══ DATASET EXTRACT ══
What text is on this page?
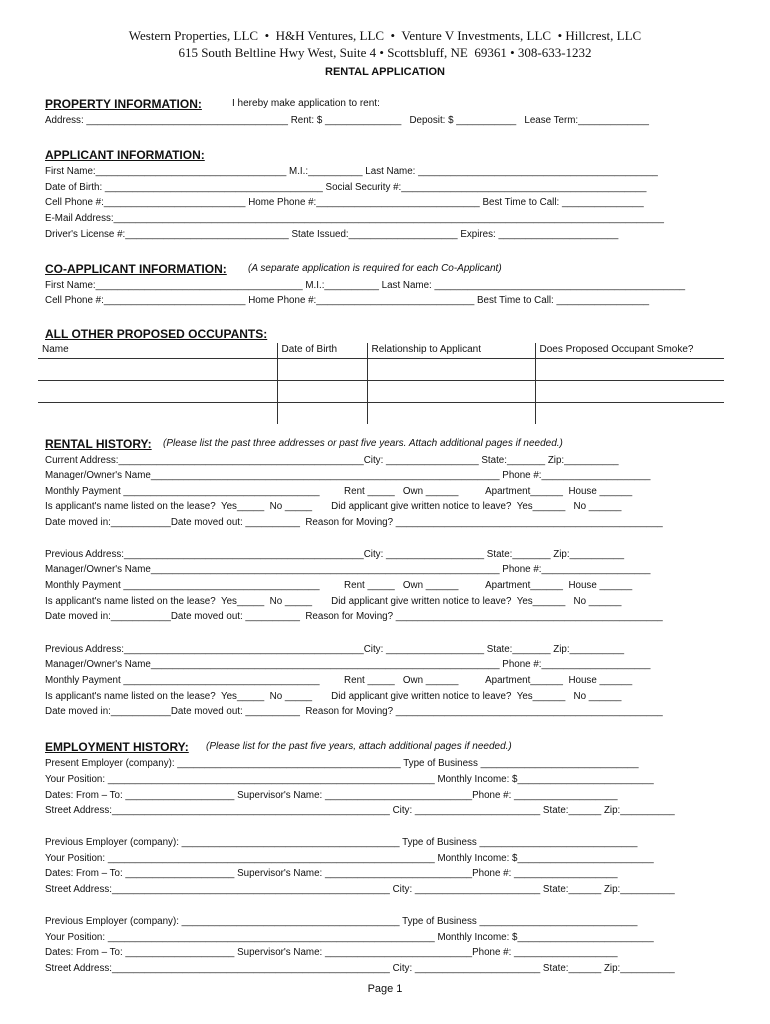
Western Properties, LLC  •  H&H Ventures, LLC  •  Venture V Investments, LLC  • Hillcrest, LLC
615 South Beltline Hwy West, Suite 4 • Scottsbluff, NE  69361 • 308-633-1232
RENTAL APPLICATION
PROPERTY INFORMATION:	I hereby make application to rent:
Address: _____________________________________ Rent: $ ______________   Deposit: $ ___________   Lease Term:_____________
APPLICANT INFORMATION:
First Name:___________________________________ M.I.:__________ Last Name: ____________________________________________
Date of Birth: ________________________________________ Social Security #:_____________________________________________
Cell Phone #:__________________________ Home Phone #:______________________________ Best Time to Call: _______________
E-Mail Address:_____________________________________________________________________________________________________
Driver's License #:______________________________ State Issued:____________________ Expires: ______________________
CO-APPLICANT INFORMATION: (A separate application is required for each Co-Applicant)
First Name:______________________________________ M.I.:__________ Last Name: ______________________________________________
Cell Phone #:__________________________ Home Phone #:_____________________________ Best Time to Call: _________________
ALL OTHER PROPOSED OCCUPANTS:
Name	Date of Birth	Relationship to Applicant	Does Proposed Occupant Smoke?

RENTAL HISTORY: (Please list the past three addresses or past five years. Attach additional pages if needed.)
Current Address:_____________________________________________City: _________________ State:_______ Zip:__________
Manager/Owner's Name________________________________________________________________ Phone #:____________________
Monthly Payment ____________________________________         Rent _____   Own ______          Apartment______  House ______
Is applicant's name listed on the lease?  Yes_____  No _____       Did applicant give written notice to leave?  Yes______   No ______
Date moved in:___________Date moved out: __________  Reason for Moving? _________________________________________________
Previous Address:____________________________________________City: __________________ State:_______ Zip:__________
Manager/Owner's Name________________________________________________________________ Phone #:____________________
Monthly Payment ____________________________________         Rent _____   Own ______          Apartment______  House ______
Is applicant's name listed on the lease?  Yes_____  No _____       Did applicant give written notice to leave?  Yes______   No ______
Date moved in:___________Date moved out: __________  Reason for Moving? _________________________________________________
Previous Address:____________________________________________City: __________________ State:_______ Zip:__________
Manager/Owner's Name________________________________________________________________ Phone #:____________________
Monthly Payment ____________________________________         Rent _____   Own ______          Apartment______  House ______
Is applicant's name listed on the lease?  Yes_____  No _____       Did applicant give written notice to leave?  Yes______   No ______
Date moved in:___________Date moved out: __________  Reason for Moving? _________________________________________________
EMPLOYMENT HISTORY: (Please list for the past five years, attach additional pages if needed.)
Present Employer (company): _________________________________________ Type of Business _____________________________
Your Position: ____________________________________________________________ Monthly Income: $_________________________
Dates: From – To: ____________________ Supervisor's Name: ___________________________Phone #: ___________________
Street Address:___________________________________________________ City: _______________________ State:______ Zip:__________
Previous Employer (company): ________________________________________ Type of Business _____________________________
Your Position: ____________________________________________________________ Monthly Income: $_________________________
Dates: From – To: ____________________ Supervisor's Name: ___________________________Phone #: ___________________
Street Address:___________________________________________________ City: _______________________ State:______ Zip:__________
Previous Employer (company): ________________________________________ Type of Business _____________________________
Your Position: ____________________________________________________________ Monthly Income: $_________________________
Dates: From – To: ____________________ Supervisor's Name: ___________________________Phone #: ___________________
Street Address:___________________________________________________ City: _______________________ State:______ Zip:__________
Page 1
═══
• **EXERCISE OBJECTIVE**
Using the listing above, gather each line that holds the string "Please" and copy it.

• **SOLUTION**
RENTAL HISTORY: (Please list the past three addresses or past five years. Attach additional pages if needed.)
EMPLOYMENT HISTORY: (Please list for the past five years, attach additional pages if needed.)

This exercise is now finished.